• [Excerpted text]:

[Begin]

The border is also part of my story, my lived experience, and therefore unwillingly or not, I carry it within me. Not necessarily because I want to, but because it’s part of my subconscious. What the border means to me is the tragedy of what the imaginary can do to human beings. The border is not a physical thing (although it has also been turned into that). It’s an imaginary concept that has the capability to split us. That suffering—that “othering” that takes place—haunts us, haunts our subconscious, and that’s a scary reality. And I’m not just talking about the effect it has on immigrants, but on every human being because the modern concept of a nation-state cannot exist without borders.
Joseph Rios was born and raised in the Central San Joaquin Valley. He studied literature at UC Berkeley. In 2011, he co-founded Quinto Sol Remembered to recover the history of the first Chicana/o press and its journal, El Grito. His poetry has been published in The Acentos Review, BorderSenses Literary Journal, and Poets Responding to SB1070. He is an alumnus of the VONA workshop and the Summer Creative Writing Program at Berkeley. Recently, he was a featured poet in the Lyrics and Dirges series at Pegasus Books and the Lunada series at the Galeria de la Raza. Since 2005, he has worked in landscaping, avionics, fruit packing, building maintenance, college recruitment, high school college-advising and is an award-winning journalist.
After Maceo Montoya
An open yard of forklifts
Puddle reflects clouds
Operator lets off the brake
Commentary on the writing of “La inmensidad.”

[End]

• [The problem]:
Extend the excerpt above about the border and the poet Joseph Rios, starting right after its last line, the heading that introduces commentary on the writing of “La inmensidad.”

• [Supplied entries]:
[Begin]

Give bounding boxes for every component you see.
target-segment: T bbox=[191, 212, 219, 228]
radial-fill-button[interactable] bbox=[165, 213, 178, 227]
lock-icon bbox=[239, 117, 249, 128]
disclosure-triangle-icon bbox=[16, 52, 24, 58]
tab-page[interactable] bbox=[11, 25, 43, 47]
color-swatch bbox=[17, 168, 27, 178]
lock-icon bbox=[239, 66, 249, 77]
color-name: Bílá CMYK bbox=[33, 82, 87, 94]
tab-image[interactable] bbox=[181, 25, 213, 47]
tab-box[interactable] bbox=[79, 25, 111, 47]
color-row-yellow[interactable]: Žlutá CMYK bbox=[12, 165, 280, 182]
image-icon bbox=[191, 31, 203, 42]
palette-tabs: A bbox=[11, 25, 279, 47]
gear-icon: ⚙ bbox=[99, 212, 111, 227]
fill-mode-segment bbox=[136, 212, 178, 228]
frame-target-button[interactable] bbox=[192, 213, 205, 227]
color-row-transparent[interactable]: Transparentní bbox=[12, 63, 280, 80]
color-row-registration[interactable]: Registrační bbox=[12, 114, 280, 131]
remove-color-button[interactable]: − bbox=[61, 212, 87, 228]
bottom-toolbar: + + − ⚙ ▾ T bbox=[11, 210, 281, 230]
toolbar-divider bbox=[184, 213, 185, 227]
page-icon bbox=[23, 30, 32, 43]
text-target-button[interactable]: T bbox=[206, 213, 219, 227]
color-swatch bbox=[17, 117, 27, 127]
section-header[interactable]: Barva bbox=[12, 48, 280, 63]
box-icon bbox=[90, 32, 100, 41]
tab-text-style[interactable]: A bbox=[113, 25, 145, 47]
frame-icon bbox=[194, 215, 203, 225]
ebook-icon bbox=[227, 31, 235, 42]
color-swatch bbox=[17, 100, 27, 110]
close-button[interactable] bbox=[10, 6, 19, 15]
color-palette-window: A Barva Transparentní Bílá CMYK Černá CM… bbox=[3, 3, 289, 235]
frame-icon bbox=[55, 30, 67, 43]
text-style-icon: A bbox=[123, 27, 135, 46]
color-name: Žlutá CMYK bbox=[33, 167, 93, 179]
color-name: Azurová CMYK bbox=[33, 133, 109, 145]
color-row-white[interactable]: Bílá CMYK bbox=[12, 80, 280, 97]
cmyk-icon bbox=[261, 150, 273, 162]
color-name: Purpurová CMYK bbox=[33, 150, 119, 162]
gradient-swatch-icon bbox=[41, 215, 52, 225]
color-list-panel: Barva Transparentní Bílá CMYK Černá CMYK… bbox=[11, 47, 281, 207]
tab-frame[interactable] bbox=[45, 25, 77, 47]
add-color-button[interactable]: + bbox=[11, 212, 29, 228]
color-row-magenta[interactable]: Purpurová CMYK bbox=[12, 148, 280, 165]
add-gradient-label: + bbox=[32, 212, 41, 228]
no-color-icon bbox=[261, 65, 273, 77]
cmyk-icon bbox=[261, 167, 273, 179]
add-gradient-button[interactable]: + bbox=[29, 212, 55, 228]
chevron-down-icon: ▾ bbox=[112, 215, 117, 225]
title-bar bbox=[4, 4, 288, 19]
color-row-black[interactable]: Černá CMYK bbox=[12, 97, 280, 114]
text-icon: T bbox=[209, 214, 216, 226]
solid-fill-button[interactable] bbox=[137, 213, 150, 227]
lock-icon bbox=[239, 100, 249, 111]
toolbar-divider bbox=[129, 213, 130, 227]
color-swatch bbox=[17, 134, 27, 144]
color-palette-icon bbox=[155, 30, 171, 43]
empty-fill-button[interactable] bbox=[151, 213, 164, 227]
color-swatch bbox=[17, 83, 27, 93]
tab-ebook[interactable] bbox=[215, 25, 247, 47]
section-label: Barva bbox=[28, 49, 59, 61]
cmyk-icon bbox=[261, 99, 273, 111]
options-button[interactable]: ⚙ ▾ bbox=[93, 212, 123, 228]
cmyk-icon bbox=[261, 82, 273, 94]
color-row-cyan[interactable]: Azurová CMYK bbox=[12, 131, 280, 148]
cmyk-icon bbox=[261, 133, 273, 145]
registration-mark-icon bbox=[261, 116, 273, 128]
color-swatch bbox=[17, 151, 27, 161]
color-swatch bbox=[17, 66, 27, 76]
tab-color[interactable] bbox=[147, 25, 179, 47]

[End]

• [Exercise result]:
Jesus was dust control. His job was to spray the delivery lots with phosphate-rich water he tapped from the winery silos. From eight to five, Chewy patrolled the grounds in that loud, bouncy monster of a water truck. When he flipped the switch inside the cab, the rear of his truck released a wide spray of foul-smelling liquid. If you got on his bad side, though, Jesus made sure to aim his tail your way. And he had great aim, that bastard.
After work, I’d wave Chewy down because I didn’t like walking the quarter-mile to my truck. When his machine slowed up, I’d grab a hold of the open door and hurl my body into the passenger seat. He never came to a complete stop. Chewy always expected me to “run, cabrón, run.” Jesus and I worked together for the length of the grape and overlapping pomegranate seasons. He was laid off before me and I never got to say goodbye. But that’s just the way these things go. One day you have a job, the next day you don’t. No hard feelings.
Months later, a friend invited me to a father-son exhibition by Malaquias and Maceo Montoya at Fresno City College. I was a student there at the time and had just finished my applications to transfer. I had already met Malaquias at the In the Grove release a year or so earlier. The special issue was guest-edited by Daniel Chacon and dedicated to the life and work of Malaquias’ son, Andres.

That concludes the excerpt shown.